— START Recorded data —
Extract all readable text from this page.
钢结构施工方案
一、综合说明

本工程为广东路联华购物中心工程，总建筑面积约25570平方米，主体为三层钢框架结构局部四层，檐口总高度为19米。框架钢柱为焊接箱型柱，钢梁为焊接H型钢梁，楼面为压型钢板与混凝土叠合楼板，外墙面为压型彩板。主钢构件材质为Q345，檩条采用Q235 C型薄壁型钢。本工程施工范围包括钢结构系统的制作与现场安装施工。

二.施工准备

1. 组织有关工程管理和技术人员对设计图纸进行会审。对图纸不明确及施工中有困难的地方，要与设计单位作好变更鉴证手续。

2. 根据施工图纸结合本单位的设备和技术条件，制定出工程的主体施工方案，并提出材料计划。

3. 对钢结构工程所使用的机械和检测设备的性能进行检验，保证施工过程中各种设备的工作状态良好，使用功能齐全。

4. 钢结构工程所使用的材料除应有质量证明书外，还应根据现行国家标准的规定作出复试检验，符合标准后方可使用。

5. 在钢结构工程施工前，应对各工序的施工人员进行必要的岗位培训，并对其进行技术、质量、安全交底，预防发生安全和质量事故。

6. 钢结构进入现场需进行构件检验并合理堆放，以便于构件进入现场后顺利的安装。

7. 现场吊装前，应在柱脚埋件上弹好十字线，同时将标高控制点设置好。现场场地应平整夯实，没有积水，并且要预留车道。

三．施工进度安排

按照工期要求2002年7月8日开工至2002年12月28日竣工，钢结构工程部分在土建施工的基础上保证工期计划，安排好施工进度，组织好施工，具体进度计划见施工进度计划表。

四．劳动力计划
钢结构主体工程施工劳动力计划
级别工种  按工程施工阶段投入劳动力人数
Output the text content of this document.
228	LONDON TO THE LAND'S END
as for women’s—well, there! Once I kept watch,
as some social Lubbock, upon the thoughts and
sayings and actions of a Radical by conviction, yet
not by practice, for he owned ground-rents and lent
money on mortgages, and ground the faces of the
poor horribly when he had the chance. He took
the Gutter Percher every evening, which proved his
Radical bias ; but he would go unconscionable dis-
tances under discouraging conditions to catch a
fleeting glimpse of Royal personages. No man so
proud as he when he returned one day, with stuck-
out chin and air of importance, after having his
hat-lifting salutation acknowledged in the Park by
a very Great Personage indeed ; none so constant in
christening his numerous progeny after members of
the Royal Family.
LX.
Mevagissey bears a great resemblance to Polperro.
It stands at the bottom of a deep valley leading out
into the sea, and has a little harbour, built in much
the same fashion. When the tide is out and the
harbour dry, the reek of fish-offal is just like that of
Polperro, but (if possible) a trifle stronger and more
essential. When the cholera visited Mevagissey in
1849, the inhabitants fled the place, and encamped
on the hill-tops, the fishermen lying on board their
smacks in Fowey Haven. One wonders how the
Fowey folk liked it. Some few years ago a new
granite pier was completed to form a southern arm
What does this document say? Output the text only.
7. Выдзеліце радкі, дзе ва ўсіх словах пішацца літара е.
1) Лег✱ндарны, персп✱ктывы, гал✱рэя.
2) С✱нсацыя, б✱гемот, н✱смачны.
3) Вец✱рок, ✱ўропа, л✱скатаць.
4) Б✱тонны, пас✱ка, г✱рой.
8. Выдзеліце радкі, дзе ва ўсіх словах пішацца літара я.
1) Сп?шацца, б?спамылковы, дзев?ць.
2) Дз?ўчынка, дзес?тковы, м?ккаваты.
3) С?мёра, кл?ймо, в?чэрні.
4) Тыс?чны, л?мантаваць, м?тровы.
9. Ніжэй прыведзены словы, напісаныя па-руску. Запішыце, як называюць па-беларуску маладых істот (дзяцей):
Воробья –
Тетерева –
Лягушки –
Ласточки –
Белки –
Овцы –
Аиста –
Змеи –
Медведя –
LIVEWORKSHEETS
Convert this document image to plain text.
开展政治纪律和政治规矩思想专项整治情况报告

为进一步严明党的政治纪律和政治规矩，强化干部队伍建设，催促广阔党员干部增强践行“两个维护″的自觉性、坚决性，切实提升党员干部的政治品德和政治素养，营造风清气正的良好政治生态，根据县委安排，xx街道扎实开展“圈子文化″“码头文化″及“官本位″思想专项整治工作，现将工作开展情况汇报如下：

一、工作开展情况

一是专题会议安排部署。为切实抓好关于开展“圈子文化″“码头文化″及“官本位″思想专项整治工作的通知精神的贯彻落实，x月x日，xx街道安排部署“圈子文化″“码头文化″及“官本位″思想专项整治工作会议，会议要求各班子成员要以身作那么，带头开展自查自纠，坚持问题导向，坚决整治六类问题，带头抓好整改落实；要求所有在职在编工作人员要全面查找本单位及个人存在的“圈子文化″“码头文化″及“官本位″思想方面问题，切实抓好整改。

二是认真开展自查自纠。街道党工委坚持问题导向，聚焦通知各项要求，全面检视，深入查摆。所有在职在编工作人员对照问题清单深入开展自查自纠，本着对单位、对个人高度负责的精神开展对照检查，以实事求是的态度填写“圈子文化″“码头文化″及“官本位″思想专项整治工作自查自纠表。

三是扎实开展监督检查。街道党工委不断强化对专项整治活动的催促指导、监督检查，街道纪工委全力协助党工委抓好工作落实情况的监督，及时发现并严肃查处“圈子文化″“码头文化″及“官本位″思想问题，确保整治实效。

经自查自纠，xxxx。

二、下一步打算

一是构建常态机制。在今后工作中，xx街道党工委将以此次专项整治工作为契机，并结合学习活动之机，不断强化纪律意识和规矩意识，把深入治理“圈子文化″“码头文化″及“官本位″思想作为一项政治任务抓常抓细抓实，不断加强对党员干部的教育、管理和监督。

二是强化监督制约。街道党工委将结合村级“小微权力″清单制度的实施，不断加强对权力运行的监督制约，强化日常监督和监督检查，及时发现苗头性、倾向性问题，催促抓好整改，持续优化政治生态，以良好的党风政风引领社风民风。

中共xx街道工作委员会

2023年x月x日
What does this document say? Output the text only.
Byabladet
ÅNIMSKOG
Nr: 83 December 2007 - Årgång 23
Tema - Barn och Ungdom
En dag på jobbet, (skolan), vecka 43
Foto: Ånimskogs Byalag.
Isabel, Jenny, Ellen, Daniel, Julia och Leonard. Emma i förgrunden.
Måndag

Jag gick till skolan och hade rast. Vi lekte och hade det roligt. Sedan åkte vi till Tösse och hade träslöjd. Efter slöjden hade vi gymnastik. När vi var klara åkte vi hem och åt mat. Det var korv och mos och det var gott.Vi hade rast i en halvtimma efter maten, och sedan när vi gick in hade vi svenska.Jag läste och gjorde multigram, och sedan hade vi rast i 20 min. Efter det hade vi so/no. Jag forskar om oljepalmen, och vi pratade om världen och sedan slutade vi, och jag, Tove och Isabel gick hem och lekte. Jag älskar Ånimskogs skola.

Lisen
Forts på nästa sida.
— END Recorded data —
Using the listing above, pull out all lines that hold the word "document".

Output the text content of this document.
What does this document say? Output the text only.
Convert this document image to plain text.
What does this document say? Output the text only.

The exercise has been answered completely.